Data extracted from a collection
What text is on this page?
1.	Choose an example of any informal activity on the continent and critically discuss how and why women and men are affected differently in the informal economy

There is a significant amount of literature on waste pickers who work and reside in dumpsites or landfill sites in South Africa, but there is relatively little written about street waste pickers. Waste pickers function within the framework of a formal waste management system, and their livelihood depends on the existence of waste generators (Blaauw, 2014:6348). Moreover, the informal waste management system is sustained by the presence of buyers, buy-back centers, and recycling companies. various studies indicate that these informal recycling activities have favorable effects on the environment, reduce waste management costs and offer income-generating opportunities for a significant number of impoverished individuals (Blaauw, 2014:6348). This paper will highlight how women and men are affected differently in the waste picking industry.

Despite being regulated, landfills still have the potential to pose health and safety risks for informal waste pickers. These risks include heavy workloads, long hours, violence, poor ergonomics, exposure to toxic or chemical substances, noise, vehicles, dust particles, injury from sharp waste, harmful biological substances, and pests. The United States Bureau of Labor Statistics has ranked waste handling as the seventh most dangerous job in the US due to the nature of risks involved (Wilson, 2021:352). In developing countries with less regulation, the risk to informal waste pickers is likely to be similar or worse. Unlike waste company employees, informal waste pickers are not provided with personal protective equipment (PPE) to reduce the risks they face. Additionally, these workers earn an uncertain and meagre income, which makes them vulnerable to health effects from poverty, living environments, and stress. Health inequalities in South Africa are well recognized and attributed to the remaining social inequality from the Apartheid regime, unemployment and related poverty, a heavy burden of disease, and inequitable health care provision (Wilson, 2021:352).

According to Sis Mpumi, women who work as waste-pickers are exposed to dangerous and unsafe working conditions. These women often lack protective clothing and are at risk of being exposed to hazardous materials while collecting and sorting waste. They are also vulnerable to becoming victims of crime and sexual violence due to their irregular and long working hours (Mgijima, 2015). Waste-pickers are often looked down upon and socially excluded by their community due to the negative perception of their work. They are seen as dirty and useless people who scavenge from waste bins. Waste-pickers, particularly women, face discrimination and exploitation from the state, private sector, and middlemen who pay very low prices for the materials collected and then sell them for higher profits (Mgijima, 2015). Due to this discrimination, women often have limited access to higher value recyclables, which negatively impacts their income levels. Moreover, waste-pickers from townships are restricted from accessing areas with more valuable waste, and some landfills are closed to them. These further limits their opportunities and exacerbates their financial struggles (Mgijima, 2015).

Required task
Write out the full set of records exactly as given.

Complete response
What text is on this page?
1.	Choose an example of any informal activity on the continent and critically discuss how and why women and men are affected differently in the informal economy

There is a significant amount of literature on waste pickers who work and reside in dumpsites or landfill sites in South Africa, but there is relatively little written about street waste pickers. Waste pickers function within the framework of a formal waste management system, and their livelihood depends on the existence of waste generators (Blaauw, 2014:6348). Moreover, the informal waste management system is sustained by the presence of buyers, buy-back centers, and recycling companies. various studies indicate that these informal recycling activities have favorable effects on the environment, reduce waste management costs and offer income-generating opportunities for a significant number of impoverished individuals (Blaauw, 2014:6348). This paper will highlight how women and men are affected differently in the waste picking industry.

Despite being regulated, landfills still have the potential to pose health and safety risks for informal waste pickers. These risks include heavy workloads, long hours, violence, poor ergonomics, exposure to toxic or chemical substances, noise, vehicles, dust particles, injury from sharp waste, harmful biological substances, and pests. The United States Bureau of Labor Statistics has ranked waste handling as the seventh most dangerous job in the US due to the nature of risks involved (Wilson, 2021:352). In developing countries with less regulation, the risk to informal waste pickers is likely to be similar or worse. Unlike waste company employees, informal waste pickers are not provided with personal protective equipment (PPE) to reduce the risks they face. Additionally, these workers earn an uncertain and meagre income, which makes them vulnerable to health effects from poverty, living environments, and stress. Health inequalities in South Africa are well recognized and attributed to the remaining social inequality from the Apartheid regime, unemployment and related poverty, a heavy burden of disease, and inequitable health care provision (Wilson, 2021:352).

According to Sis Mpumi, women who work as waste-pickers are exposed to dangerous and unsafe working conditions. These women often lack protective clothing and are at risk of being exposed to hazardous materials while collecting and sorting waste. They are also vulnerable to becoming victims of crime and sexual violence due to their irregular and long working hours (Mgijima, 2015). Waste-pickers are often looked down upon and socially excluded by their community due to the negative perception of their work. They are seen as dirty and useless people who scavenge from waste bins. Waste-pickers, particularly women, face discrimination and exploitation from the state, private sector, and middlemen who pay very low prices for the materials collected and then sell them for higher profits (Mgijima, 2015). Due to this discrimination, women often have limited access to higher value recyclables, which negatively impacts their income levels. Moreover, waste-pickers from townships are restricted from accessing areas with more valuable waste, and some landfills are closed to them. These further limits their opportunities and exacerbates their financial struggles (Mgijima, 2015).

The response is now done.